** Begin RAW RECORDS **

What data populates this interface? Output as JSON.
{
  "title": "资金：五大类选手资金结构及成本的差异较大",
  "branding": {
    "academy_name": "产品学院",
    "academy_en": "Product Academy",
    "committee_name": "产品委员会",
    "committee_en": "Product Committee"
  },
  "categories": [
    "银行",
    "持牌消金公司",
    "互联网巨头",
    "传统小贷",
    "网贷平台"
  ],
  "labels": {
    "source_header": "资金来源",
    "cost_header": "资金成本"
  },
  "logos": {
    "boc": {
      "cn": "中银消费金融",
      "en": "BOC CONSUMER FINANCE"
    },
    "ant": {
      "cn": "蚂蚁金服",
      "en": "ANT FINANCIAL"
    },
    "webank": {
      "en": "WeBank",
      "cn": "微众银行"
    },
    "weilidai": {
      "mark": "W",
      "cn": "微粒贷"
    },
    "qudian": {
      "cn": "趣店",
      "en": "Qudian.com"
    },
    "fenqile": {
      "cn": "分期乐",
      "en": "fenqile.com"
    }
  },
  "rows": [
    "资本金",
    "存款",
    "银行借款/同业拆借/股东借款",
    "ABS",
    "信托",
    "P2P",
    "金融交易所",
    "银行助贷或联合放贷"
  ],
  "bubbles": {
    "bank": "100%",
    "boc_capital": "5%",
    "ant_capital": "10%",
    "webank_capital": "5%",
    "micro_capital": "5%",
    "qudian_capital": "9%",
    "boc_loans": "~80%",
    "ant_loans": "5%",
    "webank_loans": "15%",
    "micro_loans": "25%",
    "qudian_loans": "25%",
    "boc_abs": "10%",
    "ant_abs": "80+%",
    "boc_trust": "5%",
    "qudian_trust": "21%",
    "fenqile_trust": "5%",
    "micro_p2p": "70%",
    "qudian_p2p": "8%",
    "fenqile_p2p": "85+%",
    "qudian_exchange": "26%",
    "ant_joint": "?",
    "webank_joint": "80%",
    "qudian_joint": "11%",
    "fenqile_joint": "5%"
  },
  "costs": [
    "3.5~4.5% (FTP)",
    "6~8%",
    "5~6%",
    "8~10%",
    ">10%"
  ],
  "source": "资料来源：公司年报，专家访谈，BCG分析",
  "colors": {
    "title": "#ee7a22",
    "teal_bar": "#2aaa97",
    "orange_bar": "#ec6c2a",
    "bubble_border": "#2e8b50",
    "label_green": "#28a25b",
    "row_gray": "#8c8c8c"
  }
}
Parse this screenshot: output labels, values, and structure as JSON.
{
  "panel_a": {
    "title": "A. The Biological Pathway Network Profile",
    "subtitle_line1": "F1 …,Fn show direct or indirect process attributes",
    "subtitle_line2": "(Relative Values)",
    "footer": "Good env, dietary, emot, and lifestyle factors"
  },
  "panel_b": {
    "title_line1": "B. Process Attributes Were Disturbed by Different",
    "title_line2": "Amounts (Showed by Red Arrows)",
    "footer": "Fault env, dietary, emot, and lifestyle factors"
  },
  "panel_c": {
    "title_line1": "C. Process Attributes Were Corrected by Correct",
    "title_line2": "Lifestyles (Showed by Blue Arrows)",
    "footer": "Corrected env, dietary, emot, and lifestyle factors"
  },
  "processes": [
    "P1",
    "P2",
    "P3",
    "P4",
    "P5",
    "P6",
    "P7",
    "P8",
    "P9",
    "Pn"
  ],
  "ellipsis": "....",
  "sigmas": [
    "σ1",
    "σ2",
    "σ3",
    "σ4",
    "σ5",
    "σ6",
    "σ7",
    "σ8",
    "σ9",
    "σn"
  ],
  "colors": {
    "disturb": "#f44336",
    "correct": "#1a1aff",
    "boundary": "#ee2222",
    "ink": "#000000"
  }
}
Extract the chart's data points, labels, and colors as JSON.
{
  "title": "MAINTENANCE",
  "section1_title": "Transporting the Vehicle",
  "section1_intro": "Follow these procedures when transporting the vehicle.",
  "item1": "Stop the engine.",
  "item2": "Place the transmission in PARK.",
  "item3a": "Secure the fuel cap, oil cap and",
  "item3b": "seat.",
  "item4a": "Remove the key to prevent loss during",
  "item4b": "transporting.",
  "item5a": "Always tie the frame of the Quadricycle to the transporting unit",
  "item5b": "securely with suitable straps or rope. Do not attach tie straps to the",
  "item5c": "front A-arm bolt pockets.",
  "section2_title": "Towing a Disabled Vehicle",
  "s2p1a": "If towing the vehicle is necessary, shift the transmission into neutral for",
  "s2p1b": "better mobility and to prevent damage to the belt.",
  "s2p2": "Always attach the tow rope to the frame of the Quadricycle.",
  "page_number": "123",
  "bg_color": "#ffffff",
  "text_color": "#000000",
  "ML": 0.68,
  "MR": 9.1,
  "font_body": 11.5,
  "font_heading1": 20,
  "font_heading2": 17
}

** End RAW RECORDS **

Copy all lines of the material above where the string "transmission" occurs.

**WRITTEN REPLY**
  "item2": "Place the transmission in PARK.",
  "s2p1a": "If towing the vehicle is necessary, shift the transmission into neutral for",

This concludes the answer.